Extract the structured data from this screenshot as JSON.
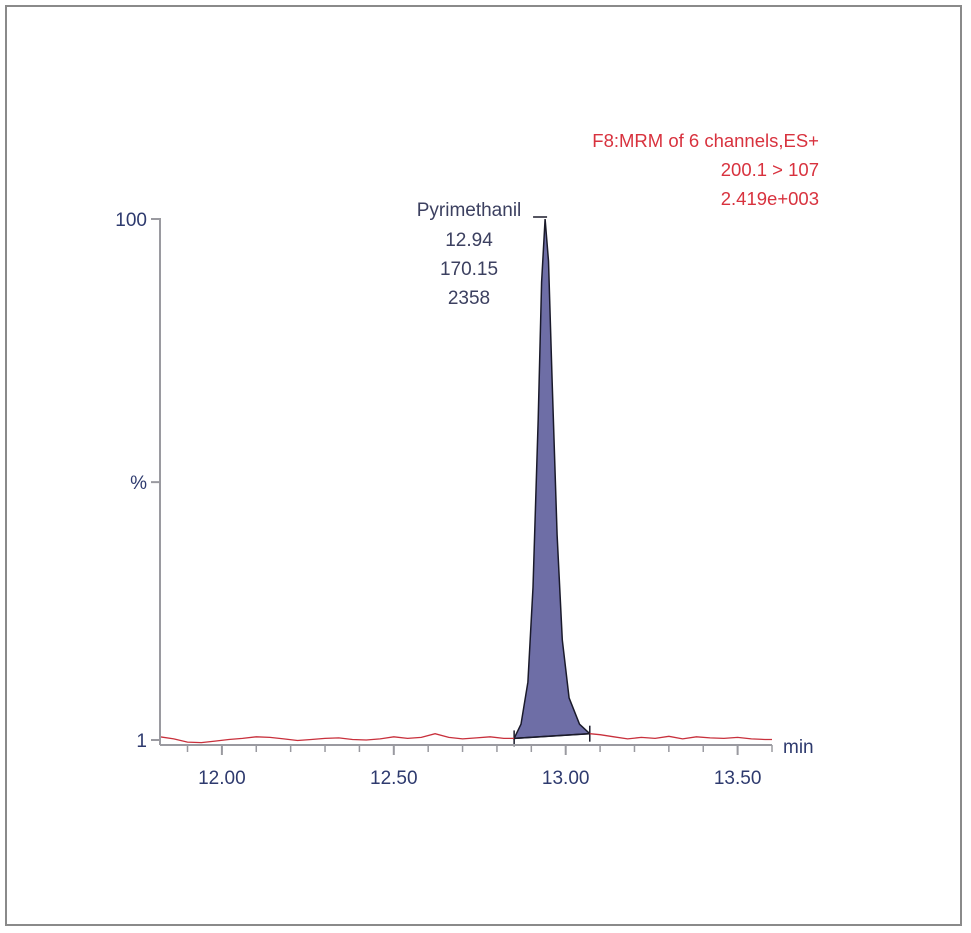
{
  "chart_data": {
    "type": "area",
    "header": {
      "function": "F8:MRM of 6 channels,ES+",
      "transition": "200.1 > 107",
      "intensity": "2.419e+003"
    },
    "xlabel": "min",
    "ylabel": "%",
    "xlim": [
      11.82,
      13.6
    ],
    "ylim": [
      1,
      100
    ],
    "x_ticks": [
      {
        "value": 12.0,
        "label": "12.00"
      },
      {
        "value": 12.5,
        "label": "12.50"
      },
      {
        "value": 13.0,
        "label": "13.00"
      },
      {
        "value": 13.5,
        "label": "13.50"
      }
    ],
    "y_ticks": [
      {
        "value": 100,
        "label": "100"
      },
      {
        "value": 50,
        "label": "%"
      },
      {
        "value": 1,
        "label": "1"
      }
    ],
    "trace_color": "#c8303c",
    "peak_fill": "#6e6ea6",
    "baseline_trace": {
      "x": [
        11.82,
        11.86,
        11.9,
        11.94,
        11.98,
        12.02,
        12.06,
        12.1,
        12.14,
        12.18,
        12.22,
        12.26,
        12.3,
        12.34,
        12.38,
        12.42,
        12.46,
        12.5,
        12.54,
        12.58,
        12.62,
        12.66,
        12.7,
        12.74,
        12.78,
        12.82,
        12.85
      ],
      "y": [
        1.6,
        1.2,
        0.6,
        0.5,
        0.8,
        1.1,
        1.3,
        1.6,
        1.5,
        1.2,
        0.9,
        1.1,
        1.3,
        1.4,
        1.1,
        1.0,
        1.2,
        1.6,
        1.3,
        1.5,
        2.2,
        1.5,
        1.2,
        1.4,
        1.6,
        1.3,
        1.3
      ]
    },
    "peak": {
      "name": "Pyrimethanil",
      "retention_time": "12.94",
      "area": "170.15",
      "height": "2358",
      "x": [
        12.85,
        12.87,
        12.89,
        12.905,
        12.92,
        12.93,
        12.94,
        12.95,
        12.96,
        12.975,
        12.99,
        13.01,
        13.04,
        13.07
      ],
      "y": [
        1.3,
        4,
        12,
        30,
        62,
        88,
        100,
        92,
        70,
        40,
        20,
        9,
        4,
        2.2
      ]
    },
    "tail_trace": {
      "x": [
        13.07,
        13.1,
        13.14,
        13.18,
        13.22,
        13.26,
        13.3,
        13.34,
        13.38,
        13.42,
        13.46,
        13.5,
        13.54,
        13.58,
        13.6
      ],
      "y": [
        2.2,
        2.0,
        1.6,
        1.2,
        1.5,
        1.3,
        1.7,
        1.2,
        1.6,
        1.4,
        1.3,
        1.5,
        1.2,
        1.1,
        1.1
      ]
    }
  }
}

☆ ☆ ☆ ☆ ☆

◆ Task to complete
Every record above should be written out again without change, except that the pictures are left out.

◆ The output
Extract the structured data from this screenshot as JSON.
{
  "chart_data": {
    "type": "area",
    "header": {
      "function": "F8:MRM of 6 channels,ES+",
      "transition": "200.1 > 107",
      "intensity": "2.419e+003"
    },
    "xlabel": "min",
    "ylabel": "%",
    "xlim": [
      11.82,
      13.6
    ],
    "ylim": [
      1,
      100
    ],
    "x_ticks": [
      {
        "value": 12.0,
        "label": "12.00"
      },
      {
        "value": 12.5,
        "label": "12.50"
      },
      {
        "value": 13.0,
        "label": "13.00"
      },
      {
        "value": 13.5,
        "label": "13.50"
      }
    ],
    "y_ticks": [
      {
        "value": 100,
        "label": "100"
      },
      {
        "value": 50,
        "label": "%"
      },
      {
        "value": 1,
        "label": "1"
      }
    ],
    "trace_color": "#c8303c",
    "peak_fill": "#6e6ea6",
    "baseline_trace": {
      "x": [
        11.82,
        11.86,
        11.9,
        11.94,
        11.98,
        12.02,
        12.06,
        12.1,
        12.14,
        12.18,
        12.22,
        12.26,
        12.3,
        12.34,
        12.38,
        12.42,
        12.46,
        12.5,
        12.54,
        12.58,
        12.62,
        12.66,
        12.7,
        12.74,
        12.78,
        12.82,
        12.85
      ],
      "y": [
        1.6,
        1.2,
        0.6,
        0.5,
        0.8,
        1.1,
        1.3,
        1.6,
        1.5,
        1.2,
        0.9,
        1.1,
        1.3,
        1.4,
        1.1,
        1.0,
        1.2,
        1.6,
        1.3,
        1.5,
        2.2,
        1.5,
        1.2,
        1.4,
        1.6,
        1.3,
        1.3
      ]
    },
    "peak": {
      "name": "Pyrimethanil",
      "retention_time": "12.94",
      "area": "170.15",
      "height": "2358",
      "x": [
        12.85,
        12.87,
        12.89,
        12.905,
        12.92,
        12.93,
        12.94,
        12.95,
        12.96,
        12.975,
        12.99,
        13.01,
        13.04,
        13.07
      ],
      "y": [
        1.3,
        4,
        12,
        30,
        62,
        88,
        100,
        92,
        70,
        40,
        20,
        9,
        4,
        2.2
      ]
    },
    "tail_trace": {
      "x": [
        13.07,
        13.1,
        13.14,
        13.18,
        13.22,
        13.26,
        13.3,
        13.34,
        13.38,
        13.42,
        13.46,
        13.5,
        13.54,
        13.58,
        13.6
      ],
      "y": [
        2.2,
        2.0,
        1.6,
        1.2,
        1.5,
        1.3,
        1.7,
        1.2,
        1.6,
        1.4,
        1.3,
        1.5,
        1.2,
        1.1,
        1.1
      ]
    }
  }
}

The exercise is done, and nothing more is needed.